**TASK DESCRIPTION:** Pick out all lines of the entries that include the word "icon" and copy them.

— BEGIN LISTED RECORDS —

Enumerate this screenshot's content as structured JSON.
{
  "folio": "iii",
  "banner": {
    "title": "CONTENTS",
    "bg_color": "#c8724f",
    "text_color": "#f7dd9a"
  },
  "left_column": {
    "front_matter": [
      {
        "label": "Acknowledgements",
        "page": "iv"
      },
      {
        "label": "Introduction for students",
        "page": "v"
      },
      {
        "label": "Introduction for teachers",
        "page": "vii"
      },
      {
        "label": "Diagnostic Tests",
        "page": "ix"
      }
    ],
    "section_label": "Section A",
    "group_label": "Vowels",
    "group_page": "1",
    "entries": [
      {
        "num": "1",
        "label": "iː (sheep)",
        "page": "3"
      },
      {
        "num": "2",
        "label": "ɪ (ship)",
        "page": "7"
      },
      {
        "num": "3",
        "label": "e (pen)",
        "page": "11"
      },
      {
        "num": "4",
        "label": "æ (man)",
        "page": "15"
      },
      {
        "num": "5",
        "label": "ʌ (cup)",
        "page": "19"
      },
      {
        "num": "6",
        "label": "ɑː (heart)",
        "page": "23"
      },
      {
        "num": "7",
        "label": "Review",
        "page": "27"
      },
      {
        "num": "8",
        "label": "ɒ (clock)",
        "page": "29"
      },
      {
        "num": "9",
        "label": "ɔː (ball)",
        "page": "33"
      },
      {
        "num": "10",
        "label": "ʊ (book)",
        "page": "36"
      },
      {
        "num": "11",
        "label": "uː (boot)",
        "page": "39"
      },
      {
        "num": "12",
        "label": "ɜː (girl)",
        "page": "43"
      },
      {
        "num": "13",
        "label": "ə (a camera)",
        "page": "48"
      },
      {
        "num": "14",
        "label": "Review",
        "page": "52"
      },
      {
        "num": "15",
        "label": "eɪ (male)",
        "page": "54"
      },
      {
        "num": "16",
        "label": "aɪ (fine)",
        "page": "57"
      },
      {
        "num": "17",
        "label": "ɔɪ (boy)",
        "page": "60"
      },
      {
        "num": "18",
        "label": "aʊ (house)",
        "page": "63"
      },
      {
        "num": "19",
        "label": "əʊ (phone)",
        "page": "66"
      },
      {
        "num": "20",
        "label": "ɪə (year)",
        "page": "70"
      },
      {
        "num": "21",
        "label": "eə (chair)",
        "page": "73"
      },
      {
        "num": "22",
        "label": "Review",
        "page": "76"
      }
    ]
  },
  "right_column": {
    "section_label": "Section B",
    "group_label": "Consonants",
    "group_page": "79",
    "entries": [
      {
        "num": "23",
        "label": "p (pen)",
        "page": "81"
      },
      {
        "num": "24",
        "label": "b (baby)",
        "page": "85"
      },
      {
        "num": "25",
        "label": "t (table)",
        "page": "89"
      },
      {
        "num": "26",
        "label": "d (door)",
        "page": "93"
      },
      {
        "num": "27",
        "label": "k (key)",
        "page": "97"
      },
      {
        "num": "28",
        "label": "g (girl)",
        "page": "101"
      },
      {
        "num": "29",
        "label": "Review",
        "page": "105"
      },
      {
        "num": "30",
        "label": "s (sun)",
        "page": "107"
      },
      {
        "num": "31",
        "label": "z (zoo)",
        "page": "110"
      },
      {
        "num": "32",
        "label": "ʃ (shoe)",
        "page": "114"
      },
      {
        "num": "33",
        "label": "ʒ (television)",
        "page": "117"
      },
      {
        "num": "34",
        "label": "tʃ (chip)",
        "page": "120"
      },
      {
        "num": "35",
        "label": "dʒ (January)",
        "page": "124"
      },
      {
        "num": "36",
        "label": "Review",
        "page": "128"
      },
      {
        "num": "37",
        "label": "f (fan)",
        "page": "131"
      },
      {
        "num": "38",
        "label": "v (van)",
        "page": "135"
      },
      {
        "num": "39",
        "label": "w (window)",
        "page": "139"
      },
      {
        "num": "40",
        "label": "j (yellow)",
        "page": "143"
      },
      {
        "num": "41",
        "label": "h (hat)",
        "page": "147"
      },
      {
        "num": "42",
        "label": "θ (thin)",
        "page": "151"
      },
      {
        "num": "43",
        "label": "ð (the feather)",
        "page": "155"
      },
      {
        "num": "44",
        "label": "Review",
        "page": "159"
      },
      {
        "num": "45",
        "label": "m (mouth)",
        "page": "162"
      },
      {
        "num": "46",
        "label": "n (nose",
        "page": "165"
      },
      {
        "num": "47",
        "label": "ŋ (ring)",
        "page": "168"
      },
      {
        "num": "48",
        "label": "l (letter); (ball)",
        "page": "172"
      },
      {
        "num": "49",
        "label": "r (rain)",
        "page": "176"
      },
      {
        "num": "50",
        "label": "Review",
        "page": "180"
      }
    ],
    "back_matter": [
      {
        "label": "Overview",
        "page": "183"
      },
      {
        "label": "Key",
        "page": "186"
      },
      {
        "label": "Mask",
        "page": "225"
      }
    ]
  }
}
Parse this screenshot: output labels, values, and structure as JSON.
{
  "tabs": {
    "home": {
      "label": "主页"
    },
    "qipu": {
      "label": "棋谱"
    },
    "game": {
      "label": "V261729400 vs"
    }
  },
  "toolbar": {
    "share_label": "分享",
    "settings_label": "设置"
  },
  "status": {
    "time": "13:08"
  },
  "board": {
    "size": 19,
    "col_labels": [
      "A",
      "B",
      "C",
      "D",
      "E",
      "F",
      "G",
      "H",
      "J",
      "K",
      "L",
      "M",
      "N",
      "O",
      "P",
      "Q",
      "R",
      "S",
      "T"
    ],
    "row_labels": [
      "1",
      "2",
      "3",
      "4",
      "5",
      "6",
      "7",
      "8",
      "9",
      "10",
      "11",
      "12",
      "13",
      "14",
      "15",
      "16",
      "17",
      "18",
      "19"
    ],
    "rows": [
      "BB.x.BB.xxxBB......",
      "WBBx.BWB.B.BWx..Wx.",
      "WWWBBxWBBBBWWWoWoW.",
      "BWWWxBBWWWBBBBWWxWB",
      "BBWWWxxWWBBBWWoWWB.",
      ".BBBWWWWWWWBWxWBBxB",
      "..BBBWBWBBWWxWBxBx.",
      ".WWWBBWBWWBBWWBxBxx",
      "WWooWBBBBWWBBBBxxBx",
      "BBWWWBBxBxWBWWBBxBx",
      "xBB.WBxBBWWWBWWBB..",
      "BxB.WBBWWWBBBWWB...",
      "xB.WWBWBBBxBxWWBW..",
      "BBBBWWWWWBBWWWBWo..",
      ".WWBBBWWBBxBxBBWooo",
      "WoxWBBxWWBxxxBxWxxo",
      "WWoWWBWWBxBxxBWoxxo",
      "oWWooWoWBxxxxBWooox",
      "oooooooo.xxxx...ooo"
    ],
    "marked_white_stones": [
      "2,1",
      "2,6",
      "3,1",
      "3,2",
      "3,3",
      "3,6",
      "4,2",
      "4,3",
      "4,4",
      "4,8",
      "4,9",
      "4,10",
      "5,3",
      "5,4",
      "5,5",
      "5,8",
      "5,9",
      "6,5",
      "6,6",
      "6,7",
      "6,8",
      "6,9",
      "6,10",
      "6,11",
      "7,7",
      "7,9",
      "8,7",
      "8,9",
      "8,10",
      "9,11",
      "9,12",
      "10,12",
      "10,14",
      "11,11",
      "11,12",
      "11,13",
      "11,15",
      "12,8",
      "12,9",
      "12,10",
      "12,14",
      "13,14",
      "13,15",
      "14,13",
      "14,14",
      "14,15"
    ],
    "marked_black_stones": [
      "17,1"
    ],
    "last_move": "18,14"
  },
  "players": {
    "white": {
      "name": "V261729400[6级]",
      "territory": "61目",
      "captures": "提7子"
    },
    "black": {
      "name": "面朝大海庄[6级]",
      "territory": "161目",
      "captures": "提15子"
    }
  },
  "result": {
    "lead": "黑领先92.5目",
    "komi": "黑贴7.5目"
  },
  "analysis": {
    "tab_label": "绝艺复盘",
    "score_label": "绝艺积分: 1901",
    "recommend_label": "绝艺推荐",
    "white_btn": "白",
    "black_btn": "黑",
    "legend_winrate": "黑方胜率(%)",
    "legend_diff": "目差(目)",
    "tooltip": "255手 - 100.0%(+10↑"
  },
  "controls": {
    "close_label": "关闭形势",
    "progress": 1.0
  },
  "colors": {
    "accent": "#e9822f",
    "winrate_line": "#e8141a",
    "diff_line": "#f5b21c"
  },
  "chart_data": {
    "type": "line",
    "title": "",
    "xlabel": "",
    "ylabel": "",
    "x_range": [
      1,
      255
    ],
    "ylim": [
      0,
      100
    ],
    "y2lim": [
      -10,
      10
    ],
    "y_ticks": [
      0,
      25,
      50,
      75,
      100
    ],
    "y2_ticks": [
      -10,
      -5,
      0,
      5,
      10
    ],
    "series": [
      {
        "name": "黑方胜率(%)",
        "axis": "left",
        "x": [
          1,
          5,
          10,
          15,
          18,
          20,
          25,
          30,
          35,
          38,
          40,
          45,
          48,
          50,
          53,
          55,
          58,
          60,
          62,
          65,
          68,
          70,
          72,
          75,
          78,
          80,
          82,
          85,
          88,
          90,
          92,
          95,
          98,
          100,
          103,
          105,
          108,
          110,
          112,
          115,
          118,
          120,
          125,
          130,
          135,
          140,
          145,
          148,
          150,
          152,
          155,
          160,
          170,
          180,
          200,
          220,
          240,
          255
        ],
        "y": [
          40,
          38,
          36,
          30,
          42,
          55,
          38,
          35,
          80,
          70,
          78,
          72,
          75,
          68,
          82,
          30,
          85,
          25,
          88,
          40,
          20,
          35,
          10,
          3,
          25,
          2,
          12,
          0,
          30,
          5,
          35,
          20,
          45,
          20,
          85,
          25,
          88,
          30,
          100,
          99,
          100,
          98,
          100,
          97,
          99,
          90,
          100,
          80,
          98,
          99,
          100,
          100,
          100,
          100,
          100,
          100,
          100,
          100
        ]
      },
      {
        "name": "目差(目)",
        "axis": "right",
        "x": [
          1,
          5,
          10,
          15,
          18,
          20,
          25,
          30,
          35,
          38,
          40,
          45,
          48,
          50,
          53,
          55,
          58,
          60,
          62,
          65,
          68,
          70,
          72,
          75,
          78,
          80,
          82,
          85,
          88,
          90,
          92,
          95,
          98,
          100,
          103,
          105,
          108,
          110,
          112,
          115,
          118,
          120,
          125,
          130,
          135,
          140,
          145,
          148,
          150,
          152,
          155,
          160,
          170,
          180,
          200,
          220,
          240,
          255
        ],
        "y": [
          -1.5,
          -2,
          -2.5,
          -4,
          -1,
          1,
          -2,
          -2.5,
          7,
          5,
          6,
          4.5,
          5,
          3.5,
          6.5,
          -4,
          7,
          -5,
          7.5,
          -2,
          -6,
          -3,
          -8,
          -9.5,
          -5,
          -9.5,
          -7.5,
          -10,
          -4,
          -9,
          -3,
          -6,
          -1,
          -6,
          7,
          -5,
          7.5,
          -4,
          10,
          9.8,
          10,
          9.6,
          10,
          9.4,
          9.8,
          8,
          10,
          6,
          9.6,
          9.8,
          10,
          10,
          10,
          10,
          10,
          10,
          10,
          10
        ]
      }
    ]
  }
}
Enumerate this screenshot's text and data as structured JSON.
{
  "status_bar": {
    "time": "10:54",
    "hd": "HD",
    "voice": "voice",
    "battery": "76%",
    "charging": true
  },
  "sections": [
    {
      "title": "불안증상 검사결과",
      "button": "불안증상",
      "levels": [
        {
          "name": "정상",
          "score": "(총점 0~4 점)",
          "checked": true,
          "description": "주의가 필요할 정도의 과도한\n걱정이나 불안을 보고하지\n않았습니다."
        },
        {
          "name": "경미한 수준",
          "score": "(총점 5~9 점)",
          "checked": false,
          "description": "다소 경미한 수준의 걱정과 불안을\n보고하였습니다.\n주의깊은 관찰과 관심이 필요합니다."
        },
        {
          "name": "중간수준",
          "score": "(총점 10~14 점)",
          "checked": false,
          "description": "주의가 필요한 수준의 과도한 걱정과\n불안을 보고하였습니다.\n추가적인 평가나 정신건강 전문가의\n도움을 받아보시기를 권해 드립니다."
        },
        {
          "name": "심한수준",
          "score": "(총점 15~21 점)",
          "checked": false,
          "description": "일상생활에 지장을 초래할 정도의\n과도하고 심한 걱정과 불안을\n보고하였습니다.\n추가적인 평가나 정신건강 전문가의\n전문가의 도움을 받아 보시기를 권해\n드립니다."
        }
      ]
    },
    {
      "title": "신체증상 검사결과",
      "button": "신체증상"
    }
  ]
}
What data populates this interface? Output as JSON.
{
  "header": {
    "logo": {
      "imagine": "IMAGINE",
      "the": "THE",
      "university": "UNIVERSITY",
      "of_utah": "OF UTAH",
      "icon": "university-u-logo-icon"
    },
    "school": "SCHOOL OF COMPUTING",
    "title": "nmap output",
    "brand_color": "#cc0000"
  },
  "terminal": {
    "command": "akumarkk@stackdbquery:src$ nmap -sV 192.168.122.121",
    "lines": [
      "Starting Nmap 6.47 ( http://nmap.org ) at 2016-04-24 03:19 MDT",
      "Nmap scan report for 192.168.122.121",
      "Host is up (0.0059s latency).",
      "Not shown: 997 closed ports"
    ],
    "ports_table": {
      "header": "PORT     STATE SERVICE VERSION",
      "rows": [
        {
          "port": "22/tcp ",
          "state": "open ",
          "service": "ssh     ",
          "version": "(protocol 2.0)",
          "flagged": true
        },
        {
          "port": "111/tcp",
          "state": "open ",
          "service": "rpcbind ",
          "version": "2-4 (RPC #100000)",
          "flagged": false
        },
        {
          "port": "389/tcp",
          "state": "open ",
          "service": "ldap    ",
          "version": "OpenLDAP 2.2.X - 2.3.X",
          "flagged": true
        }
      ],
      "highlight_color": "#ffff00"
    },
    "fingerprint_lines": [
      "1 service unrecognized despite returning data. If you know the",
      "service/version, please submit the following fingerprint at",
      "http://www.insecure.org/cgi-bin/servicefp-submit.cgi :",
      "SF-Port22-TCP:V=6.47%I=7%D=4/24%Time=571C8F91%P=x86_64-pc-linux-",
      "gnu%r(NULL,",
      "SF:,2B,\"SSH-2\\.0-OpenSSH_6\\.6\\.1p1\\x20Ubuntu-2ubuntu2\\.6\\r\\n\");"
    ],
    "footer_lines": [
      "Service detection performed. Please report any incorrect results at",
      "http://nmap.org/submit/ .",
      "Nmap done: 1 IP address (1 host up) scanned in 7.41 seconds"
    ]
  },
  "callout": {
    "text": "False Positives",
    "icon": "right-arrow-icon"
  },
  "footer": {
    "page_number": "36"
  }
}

— END LISTED RECORDS —

**TASK RESULT:**
      "icon": "university-u-logo-icon"
    "icon": "right-arrow-icon"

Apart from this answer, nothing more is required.